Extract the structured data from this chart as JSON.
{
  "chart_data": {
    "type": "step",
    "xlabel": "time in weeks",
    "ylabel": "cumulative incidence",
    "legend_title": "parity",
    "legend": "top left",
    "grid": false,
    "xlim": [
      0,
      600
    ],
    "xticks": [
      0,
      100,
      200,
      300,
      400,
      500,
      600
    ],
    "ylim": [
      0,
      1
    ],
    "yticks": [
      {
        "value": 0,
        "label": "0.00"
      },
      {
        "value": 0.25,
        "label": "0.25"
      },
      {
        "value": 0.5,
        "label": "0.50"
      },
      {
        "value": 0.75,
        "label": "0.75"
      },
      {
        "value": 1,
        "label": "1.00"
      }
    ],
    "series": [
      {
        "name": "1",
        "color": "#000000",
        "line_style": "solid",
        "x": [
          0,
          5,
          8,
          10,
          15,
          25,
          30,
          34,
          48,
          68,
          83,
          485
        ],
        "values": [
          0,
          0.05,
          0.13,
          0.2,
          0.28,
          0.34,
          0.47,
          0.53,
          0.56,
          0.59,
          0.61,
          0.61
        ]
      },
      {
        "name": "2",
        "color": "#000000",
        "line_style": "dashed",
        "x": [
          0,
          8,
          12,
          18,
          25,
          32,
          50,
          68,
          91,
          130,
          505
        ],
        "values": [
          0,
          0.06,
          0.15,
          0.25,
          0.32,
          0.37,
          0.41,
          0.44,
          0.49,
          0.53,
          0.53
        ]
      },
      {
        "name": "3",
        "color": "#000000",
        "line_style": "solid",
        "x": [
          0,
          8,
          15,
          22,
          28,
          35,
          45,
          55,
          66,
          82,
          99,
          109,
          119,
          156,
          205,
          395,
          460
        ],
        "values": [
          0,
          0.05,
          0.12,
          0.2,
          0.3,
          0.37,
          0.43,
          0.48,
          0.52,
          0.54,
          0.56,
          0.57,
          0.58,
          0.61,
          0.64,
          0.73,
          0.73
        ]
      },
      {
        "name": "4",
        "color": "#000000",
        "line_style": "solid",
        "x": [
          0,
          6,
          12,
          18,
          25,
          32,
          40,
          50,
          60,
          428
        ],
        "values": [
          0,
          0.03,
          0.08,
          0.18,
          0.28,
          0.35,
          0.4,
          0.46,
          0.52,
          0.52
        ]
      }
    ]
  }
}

* * *

§ EXERCISE DETAILS:
Faithfully reproduce all of the records, character for character.

§ RESPONSE FOR THIS EXERCISE:
Extract the structured data from this chart as JSON.
{
  "chart_data": {
    "type": "step",
    "xlabel": "time in weeks",
    "ylabel": "cumulative incidence",
    "legend_title": "parity",
    "legend": "top left",
    "grid": false,
    "xlim": [
      0,
      600
    ],
    "xticks": [
      0,
      100,
      200,
      300,
      400,
      500,
      600
    ],
    "ylim": [
      0,
      1
    ],
    "yticks": [
      {
        "value": 0,
        "label": "0.00"
      },
      {
        "value": 0.25,
        "label": "0.25"
      },
      {
        "value": 0.5,
        "label": "0.50"
      },
      {
        "value": 0.75,
        "label": "0.75"
      },
      {
        "value": 1,
        "label": "1.00"
      }
    ],
    "series": [
      {
        "name": "1",
        "color": "#000000",
        "line_style": "solid",
        "x": [
          0,
          5,
          8,
          10,
          15,
          25,
          30,
          34,
          48,
          68,
          83,
          485
        ],
        "values": [
          0,
          0.05,
          0.13,
          0.2,
          0.28,
          0.34,
          0.47,
          0.53,
          0.56,
          0.59,
          0.61,
          0.61
        ]
      },
      {
        "name": "2",
        "color": "#000000",
        "line_style": "dashed",
        "x": [
          0,
          8,
          12,
          18,
          25,
          32,
          50,
          68,
          91,
          130,
          505
        ],
        "values": [
          0,
          0.06,
          0.15,
          0.25,
          0.32,
          0.37,
          0.41,
          0.44,
          0.49,
          0.53,
          0.53
        ]
      },
      {
        "name": "3",
        "color": "#000000",
        "line_style": "solid",
        "x": [
          0,
          8,
          15,
          22,
          28,
          35,
          45,
          55,
          66,
          82,
          99,
          109,
          119,
          156,
          205,
          395,
          460
        ],
        "values": [
          0,
          0.05,
          0.12,
          0.2,
          0.3,
          0.37,
          0.43,
          0.48,
          0.52,
          0.54,
          0.56,
          0.57,
          0.58,
          0.61,
          0.64,
          0.73,
          0.73
        ]
      },
      {
        "name": "4",
        "color": "#000000",
        "line_style": "solid",
        "x": [
          0,
          6,
          12,
          18,
          25,
          32,
          40,
          50,
          60,
          428
        ],
        "values": [
          0,
          0.03,
          0.08,
          0.18,
          0.28,
          0.35,
          0.4,
          0.46,
          0.52,
          0.52
        ]
      }
    ]
  }
}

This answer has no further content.